§ Dataset:
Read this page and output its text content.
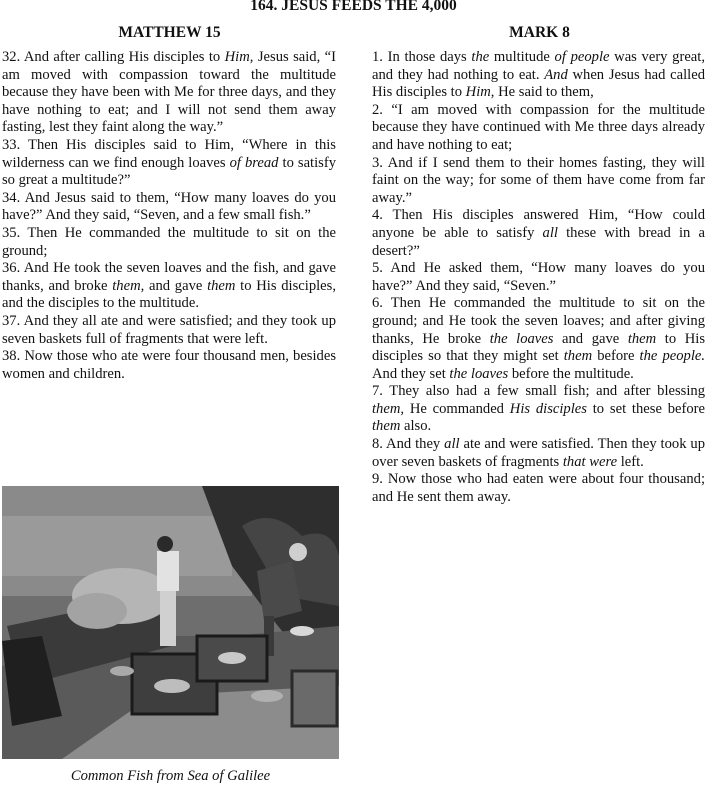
164. JESUS FEEDS THE 4,000
MATTHEW 15	MARK 8

32. And after calling His disciples to Him, Jesus said, “I am moved with compassion toward the multitude because they have been with Me for three days, and they have nothing to eat; and I will not send them away fasting, lest they faint along the way.”

33. Then His disciples said to Him, “Where in this wilderness can we find enough loaves of bread to satisfy so great a multitude?”

34. And Jesus said to them, “How many loaves do you have?” And they said, “Seven, and a few small fish.”

35. Then He commanded the multitude to sit on the ground;

36. And He took the seven loaves and the fish, and gave thanks, and broke them, and gave them to His disciples, and the disciples to the multitude.

37. And they all ate and were satisfied; and they took up seven baskets full of fragments that were left.

38. Now those who ate were four thousand men, besides women and children.

1. In those days the multitude of people was very great, and they had nothing to eat. And when Jesus had called His disciples to Him, He said to them,

2. “I am moved with compassion for the multitude because they have continued with Me three days already and have nothing to eat;

3. And if I send them to their homes fasting, they will faint on the way; for some of them have come from far away.”

4. Then His disciples answered Him, “How could anyone be able to satisfy all these with bread in a desert?”

5. And He asked them, “How many loaves do you have?” And they said, “Seven.”

6. Then He commanded the multitude to sit on the ground; and He took the seven loaves; and after giving thanks, He broke the loaves and gave them to His disciples so that they might set them before the people. And they set the loaves before the multitude.

7. They also had a few small fish; and after blessing them, He commanded His disciples to set these before them also.

8. And they all ate and were satisfied. Then they took up over seven baskets of fragments that were left.

9. Now those who had eaten were about four thousand; and He sent them away.

Common Fish from Sea of Galilee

§ What to do: Pictures in the records above should not be copied. Repeat everything else exactly.

§ Full solution:
Read this page and output its text content.
164. JESUS FEEDS THE 4,000
MATTHEW 15	MARK 8

32. And after calling His disciples to Him, Jesus said, “I am moved with compassion toward the multitude because they have been with Me for three days, and they have nothing to eat; and I will not send them away fasting, lest they faint along the way.”

33. Then His disciples said to Him, “Where in this wilderness can we find enough loaves of bread to satisfy so great a multitude?”

34. And Jesus said to them, “How many loaves do you have?” And they said, “Seven, and a few small fish.”

35. Then He commanded the multitude to sit on the ground;

36. And He took the seven loaves and the fish, and gave thanks, and broke them, and gave them to His disciples, and the disciples to the multitude.

37. And they all ate and were satisfied; and they took up seven baskets full of fragments that were left.

38. Now those who ate were four thousand men, besides women and children.

1. In those days the multitude of people was very great, and they had nothing to eat. And when Jesus had called His disciples to Him, He said to them,

2. “I am moved with compassion for the multitude because they have continued with Me three days already and have nothing to eat;

3. And if I send them to their homes fasting, they will faint on the way; for some of them have come from far away.”

4. Then His disciples answered Him, “How could anyone be able to satisfy all these with bread in a desert?”

5. And He asked them, “How many loaves do you have?” And they said, “Seven.”

6. Then He commanded the multitude to sit on the ground; and He took the seven loaves; and after giving thanks, He broke the loaves and gave them to His disciples so that they might set them before the people. And they set the loaves before the multitude.

7. They also had a few small fish; and after blessing them, He commanded His disciples to set these before them also.

8. And they all ate and were satisfied. Then they took up over seven baskets of fragments that were left.

9. Now those who had eaten were about four thousand; and He sent them away.

Common Fish from Sea of Galilee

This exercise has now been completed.